(Records from a data source)
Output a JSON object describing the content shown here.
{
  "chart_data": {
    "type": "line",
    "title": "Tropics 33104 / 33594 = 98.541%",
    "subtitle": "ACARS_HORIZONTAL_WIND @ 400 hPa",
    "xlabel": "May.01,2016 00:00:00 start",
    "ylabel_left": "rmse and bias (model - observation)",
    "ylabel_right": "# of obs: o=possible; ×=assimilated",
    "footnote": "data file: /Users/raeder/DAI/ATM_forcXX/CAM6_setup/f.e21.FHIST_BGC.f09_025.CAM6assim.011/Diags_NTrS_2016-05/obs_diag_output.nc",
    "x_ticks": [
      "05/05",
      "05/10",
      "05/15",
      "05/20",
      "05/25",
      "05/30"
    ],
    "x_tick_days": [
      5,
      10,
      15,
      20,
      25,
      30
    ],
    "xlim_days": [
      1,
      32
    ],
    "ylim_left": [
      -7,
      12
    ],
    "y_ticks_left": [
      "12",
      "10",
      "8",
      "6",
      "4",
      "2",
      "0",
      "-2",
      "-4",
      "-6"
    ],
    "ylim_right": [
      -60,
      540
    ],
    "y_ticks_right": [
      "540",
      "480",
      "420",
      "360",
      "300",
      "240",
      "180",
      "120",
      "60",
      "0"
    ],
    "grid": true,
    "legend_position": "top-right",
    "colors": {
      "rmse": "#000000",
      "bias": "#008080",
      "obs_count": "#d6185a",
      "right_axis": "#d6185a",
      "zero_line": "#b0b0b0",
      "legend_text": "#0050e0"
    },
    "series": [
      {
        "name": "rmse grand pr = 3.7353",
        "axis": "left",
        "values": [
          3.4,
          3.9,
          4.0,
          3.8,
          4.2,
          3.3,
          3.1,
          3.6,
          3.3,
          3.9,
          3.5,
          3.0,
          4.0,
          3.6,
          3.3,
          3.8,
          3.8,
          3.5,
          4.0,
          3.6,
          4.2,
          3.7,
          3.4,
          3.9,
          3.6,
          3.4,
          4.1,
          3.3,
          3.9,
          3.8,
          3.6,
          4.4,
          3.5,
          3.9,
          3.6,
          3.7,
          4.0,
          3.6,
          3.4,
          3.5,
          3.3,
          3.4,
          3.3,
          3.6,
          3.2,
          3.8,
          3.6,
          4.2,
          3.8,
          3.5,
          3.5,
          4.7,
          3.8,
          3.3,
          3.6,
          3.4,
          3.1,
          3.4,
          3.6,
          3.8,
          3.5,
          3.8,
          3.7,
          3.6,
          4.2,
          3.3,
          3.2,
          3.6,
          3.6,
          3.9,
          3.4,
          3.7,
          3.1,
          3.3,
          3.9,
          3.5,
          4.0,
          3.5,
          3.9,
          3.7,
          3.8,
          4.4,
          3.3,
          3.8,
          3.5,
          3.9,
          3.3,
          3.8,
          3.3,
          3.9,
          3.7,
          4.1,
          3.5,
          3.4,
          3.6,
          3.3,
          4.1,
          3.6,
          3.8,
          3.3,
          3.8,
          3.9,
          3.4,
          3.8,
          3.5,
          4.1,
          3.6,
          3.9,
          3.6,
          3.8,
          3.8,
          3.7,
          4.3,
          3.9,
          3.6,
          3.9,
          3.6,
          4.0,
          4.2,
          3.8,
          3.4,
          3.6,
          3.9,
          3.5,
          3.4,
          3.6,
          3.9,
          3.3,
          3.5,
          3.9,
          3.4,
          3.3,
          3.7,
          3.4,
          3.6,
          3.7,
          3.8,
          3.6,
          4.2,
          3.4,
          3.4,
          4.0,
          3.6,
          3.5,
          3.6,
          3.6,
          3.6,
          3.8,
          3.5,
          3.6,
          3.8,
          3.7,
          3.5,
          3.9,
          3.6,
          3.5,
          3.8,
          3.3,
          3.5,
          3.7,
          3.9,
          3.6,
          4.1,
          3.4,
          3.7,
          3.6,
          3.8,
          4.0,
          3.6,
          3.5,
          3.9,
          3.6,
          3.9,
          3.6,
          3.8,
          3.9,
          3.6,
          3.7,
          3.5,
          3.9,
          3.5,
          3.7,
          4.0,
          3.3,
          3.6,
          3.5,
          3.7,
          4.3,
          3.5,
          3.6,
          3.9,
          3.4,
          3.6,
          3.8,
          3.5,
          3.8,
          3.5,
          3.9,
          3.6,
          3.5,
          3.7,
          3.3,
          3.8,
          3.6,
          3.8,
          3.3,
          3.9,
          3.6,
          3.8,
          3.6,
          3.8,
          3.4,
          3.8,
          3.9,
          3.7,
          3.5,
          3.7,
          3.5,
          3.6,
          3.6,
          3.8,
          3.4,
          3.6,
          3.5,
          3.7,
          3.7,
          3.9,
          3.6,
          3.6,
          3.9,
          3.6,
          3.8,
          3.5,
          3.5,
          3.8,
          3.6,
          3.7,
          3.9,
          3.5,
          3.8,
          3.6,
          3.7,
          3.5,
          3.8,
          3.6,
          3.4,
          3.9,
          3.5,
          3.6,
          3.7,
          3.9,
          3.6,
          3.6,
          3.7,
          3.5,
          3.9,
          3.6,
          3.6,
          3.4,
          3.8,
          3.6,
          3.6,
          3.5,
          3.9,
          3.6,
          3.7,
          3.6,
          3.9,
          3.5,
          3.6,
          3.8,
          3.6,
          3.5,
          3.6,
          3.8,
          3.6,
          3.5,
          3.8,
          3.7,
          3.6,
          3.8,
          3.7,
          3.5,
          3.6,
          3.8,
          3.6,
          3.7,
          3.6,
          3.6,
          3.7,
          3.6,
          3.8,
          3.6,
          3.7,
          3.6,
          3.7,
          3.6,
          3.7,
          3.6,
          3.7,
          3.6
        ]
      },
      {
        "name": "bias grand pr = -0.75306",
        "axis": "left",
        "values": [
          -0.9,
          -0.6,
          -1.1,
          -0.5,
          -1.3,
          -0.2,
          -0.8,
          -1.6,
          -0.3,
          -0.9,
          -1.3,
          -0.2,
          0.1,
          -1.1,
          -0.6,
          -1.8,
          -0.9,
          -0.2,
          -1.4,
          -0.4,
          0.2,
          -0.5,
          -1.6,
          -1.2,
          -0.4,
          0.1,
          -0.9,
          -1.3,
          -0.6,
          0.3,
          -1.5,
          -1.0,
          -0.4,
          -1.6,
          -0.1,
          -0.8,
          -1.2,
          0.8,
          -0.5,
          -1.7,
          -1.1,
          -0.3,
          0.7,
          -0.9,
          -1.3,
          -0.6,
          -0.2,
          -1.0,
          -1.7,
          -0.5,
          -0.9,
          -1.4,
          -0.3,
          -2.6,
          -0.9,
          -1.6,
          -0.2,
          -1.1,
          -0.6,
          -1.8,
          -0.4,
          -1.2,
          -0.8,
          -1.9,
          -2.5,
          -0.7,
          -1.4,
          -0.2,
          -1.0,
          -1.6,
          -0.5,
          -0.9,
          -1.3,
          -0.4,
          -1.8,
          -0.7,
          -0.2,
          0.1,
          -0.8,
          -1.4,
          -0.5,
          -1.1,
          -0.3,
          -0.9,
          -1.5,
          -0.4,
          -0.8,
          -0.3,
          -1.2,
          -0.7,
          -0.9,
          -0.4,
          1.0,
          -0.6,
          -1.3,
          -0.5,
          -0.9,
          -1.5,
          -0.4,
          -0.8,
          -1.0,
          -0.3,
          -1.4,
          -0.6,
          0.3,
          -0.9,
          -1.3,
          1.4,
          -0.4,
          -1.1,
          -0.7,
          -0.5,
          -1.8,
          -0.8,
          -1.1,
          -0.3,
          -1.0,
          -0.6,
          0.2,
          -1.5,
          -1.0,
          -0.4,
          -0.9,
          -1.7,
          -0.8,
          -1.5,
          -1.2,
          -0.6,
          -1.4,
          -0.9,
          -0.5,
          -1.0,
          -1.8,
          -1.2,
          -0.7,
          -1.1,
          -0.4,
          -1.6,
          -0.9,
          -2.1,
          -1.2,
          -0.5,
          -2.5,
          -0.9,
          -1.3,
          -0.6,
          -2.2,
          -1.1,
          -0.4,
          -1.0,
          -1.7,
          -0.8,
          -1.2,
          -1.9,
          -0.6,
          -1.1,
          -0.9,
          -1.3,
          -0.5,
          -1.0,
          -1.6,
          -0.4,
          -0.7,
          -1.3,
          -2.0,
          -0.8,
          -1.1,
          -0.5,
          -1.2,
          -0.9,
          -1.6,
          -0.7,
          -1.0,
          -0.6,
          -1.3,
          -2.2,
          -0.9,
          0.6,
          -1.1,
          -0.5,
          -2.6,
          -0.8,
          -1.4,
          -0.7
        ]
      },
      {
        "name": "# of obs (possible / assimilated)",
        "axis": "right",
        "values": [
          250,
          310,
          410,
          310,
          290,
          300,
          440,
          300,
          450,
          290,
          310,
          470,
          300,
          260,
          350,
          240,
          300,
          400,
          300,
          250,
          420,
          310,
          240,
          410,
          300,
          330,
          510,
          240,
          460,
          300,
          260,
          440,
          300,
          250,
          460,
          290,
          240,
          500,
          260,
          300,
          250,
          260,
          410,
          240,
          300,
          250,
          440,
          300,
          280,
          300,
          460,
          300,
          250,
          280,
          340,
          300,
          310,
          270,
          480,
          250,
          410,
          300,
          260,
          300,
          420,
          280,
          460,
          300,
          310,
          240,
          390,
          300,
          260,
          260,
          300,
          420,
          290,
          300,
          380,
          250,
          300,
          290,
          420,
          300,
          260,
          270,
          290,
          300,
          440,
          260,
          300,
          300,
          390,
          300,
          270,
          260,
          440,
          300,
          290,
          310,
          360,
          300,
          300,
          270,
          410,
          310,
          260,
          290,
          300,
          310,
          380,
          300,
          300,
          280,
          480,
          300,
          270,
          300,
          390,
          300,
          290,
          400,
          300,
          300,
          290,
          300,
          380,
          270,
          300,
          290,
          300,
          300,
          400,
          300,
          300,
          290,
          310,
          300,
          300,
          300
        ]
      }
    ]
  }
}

### EXERCISE
Using the listing above, return all lines where the word "name" occurs.

### EXERCISE RESPONSE
        "name": "rmse grand pr = 3.7353",
        "name": "bias grand pr = -0.75306",
        "name": "# of obs (possible / assimilated)",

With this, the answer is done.